======== INPUT DATA

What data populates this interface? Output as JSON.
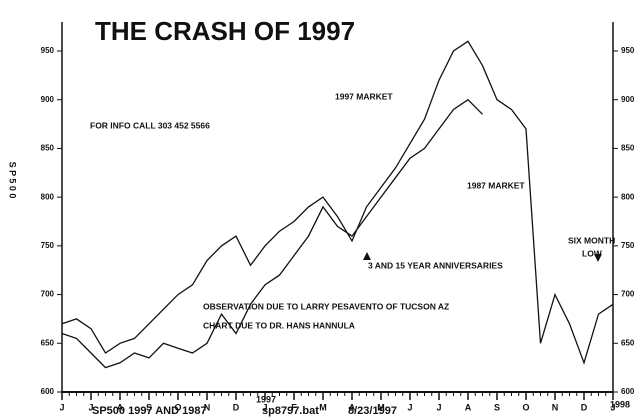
{
  "chart_data": {
    "type": "line",
    "title": "THE CRASH OF 1997",
    "y_label": "S P 5 0 0",
    "footer": [
      "SP500  1997 AND 1987",
      "sp8797.bat",
      "8/23/1997"
    ],
    "year_labels": [
      "1997",
      "1998"
    ],
    "annotations": [
      "FOR INFO CALL 303 452 5566",
      "1997 MARKET",
      "1987 MARKET",
      "3 AND 15 YEAR ANNIVERSARIES",
      "SIX MONTH",
      "LOW",
      "OBSERVATION DUE TO LARRY PESAVENTO OF TUCSON AZ",
      "CHART DUE TO DR. HANS HANNULA"
    ],
    "xlim": [
      0,
      19
    ],
    "xticks": [
      {
        "value": 0,
        "label": "J"
      },
      {
        "value": 1,
        "label": "J"
      },
      {
        "value": 2,
        "label": "A"
      },
      {
        "value": 3,
        "label": "S"
      },
      {
        "value": 4,
        "label": "O"
      },
      {
        "value": 5,
        "label": "N"
      },
      {
        "value": 6,
        "label": "D"
      },
      {
        "value": 7,
        "label": "J"
      },
      {
        "value": 8,
        "label": "F"
      },
      {
        "value": 9,
        "label": "M"
      },
      {
        "value": 10,
        "label": "A"
      },
      {
        "value": 11,
        "label": "M"
      },
      {
        "value": 12,
        "label": "J"
      },
      {
        "value": 13,
        "label": "J"
      },
      {
        "value": 14,
        "label": "A"
      },
      {
        "value": 15,
        "label": "S"
      },
      {
        "value": 16,
        "label": "O"
      },
      {
        "value": 17,
        "label": "N"
      },
      {
        "value": 18,
        "label": "D"
      },
      {
        "value": 19,
        "label": "J"
      }
    ],
    "ylim": [
      600,
      950
    ],
    "yticks": [
      600,
      650,
      700,
      750,
      800,
      850,
      900,
      950
    ],
    "x": [
      0,
      0.5,
      1,
      1.5,
      2,
      2.5,
      3,
      3.5,
      4,
      4.5,
      5,
      5.5,
      6,
      6.5,
      7,
      7.5,
      8,
      8.5,
      9,
      9.5,
      10,
      10.5,
      11,
      11.5,
      12,
      12.5,
      13,
      13.5,
      14,
      14.5,
      15,
      15.5,
      16,
      16.5,
      17,
      17.5,
      18,
      18.5,
      19
    ],
    "series": [
      {
        "name": "1987 MARKET",
        "color": "#111111",
        "values": [
          670,
          675,
          665,
          640,
          650,
          655,
          670,
          685,
          700,
          710,
          735,
          750,
          760,
          730,
          750,
          765,
          775,
          790,
          800,
          780,
          755,
          790,
          810,
          830,
          855,
          880,
          920,
          950,
          960,
          935,
          900,
          890,
          870,
          650,
          700,
          670,
          630,
          680,
          690
        ]
      },
      {
        "name": "1997 MARKET",
        "color": "#111111",
        "values": [
          660,
          655,
          640,
          625,
          630,
          640,
          635,
          650,
          645,
          640,
          650,
          680,
          660,
          690,
          710,
          720,
          740,
          760,
          790,
          770,
          760,
          780,
          800,
          820,
          840,
          850,
          870,
          890,
          900,
          885,
          null,
          null,
          null,
          null,
          null,
          null,
          null,
          null,
          null
        ]
      }
    ]
  }
}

================

# GIVEN TASK
Except for the pictures, give all the material above again verbatim.

# EXERCISE RESULT
What data populates this interface? Output as JSON.
{
  "chart_data": {
    "type": "line",
    "title": "THE CRASH OF 1997",
    "y_label": "S P 5 0 0",
    "footer": [
      "SP500  1997 AND 1987",
      "sp8797.bat",
      "8/23/1997"
    ],
    "year_labels": [
      "1997",
      "1998"
    ],
    "annotations": [
      "FOR INFO CALL 303 452 5566",
      "1997 MARKET",
      "1987 MARKET",
      "3 AND 15 YEAR ANNIVERSARIES",
      "SIX MONTH",
      "LOW",
      "OBSERVATION DUE TO LARRY PESAVENTO OF TUCSON AZ",
      "CHART DUE TO DR. HANS HANNULA"
    ],
    "xlim": [
      0,
      19
    ],
    "xticks": [
      {
        "value": 0,
        "label": "J"
      },
      {
        "value": 1,
        "label": "J"
      },
      {
        "value": 2,
        "label": "A"
      },
      {
        "value": 3,
        "label": "S"
      },
      {
        "value": 4,
        "label": "O"
      },
      {
        "value": 5,
        "label": "N"
      },
      {
        "value": 6,
        "label": "D"
      },
      {
        "value": 7,
        "label": "J"
      },
      {
        "value": 8,
        "label": "F"
      },
      {
        "value": 9,
        "label": "M"
      },
      {
        "value": 10,
        "label": "A"
      },
      {
        "value": 11,
        "label": "M"
      },
      {
        "value": 12,
        "label": "J"
      },
      {
        "value": 13,
        "label": "J"
      },
      {
        "value": 14,
        "label": "A"
      },
      {
        "value": 15,
        "label": "S"
      },
      {
        "value": 16,
        "label": "O"
      },
      {
        "value": 17,
        "label": "N"
      },
      {
        "value": 18,
        "label": "D"
      },
      {
        "value": 19,
        "label": "J"
      }
    ],
    "ylim": [
      600,
      950
    ],
    "yticks": [
      600,
      650,
      700,
      750,
      800,
      850,
      900,
      950
    ],
    "x": [
      0,
      0.5,
      1,
      1.5,
      2,
      2.5,
      3,
      3.5,
      4,
      4.5,
      5,
      5.5,
      6,
      6.5,
      7,
      7.5,
      8,
      8.5,
      9,
      9.5,
      10,
      10.5,
      11,
      11.5,
      12,
      12.5,
      13,
      13.5,
      14,
      14.5,
      15,
      15.5,
      16,
      16.5,
      17,
      17.5,
      18,
      18.5,
      19
    ],
    "series": [
      {
        "name": "1987 MARKET",
        "color": "#111111",
        "values": [
          670,
          675,
          665,
          640,
          650,
          655,
          670,
          685,
          700,
          710,
          735,
          750,
          760,
          730,
          750,
          765,
          775,
          790,
          800,
          780,
          755,
          790,
          810,
          830,
          855,
          880,
          920,
          950,
          960,
          935,
          900,
          890,
          870,
          650,
          700,
          670,
          630,
          680,
          690
        ]
      },
      {
        "name": "1997 MARKET",
        "color": "#111111",
        "values": [
          660,
          655,
          640,
          625,
          630,
          640,
          635,
          650,
          645,
          640,
          650,
          680,
          660,
          690,
          710,
          720,
          740,
          760,
          790,
          770,
          760,
          780,
          800,
          820,
          840,
          850,
          870,
          890,
          900,
          885,
          null,
          null,
          null,
          null,
          null,
          null,
          null,
          null,
          null
        ]
      }
    ]
  }
}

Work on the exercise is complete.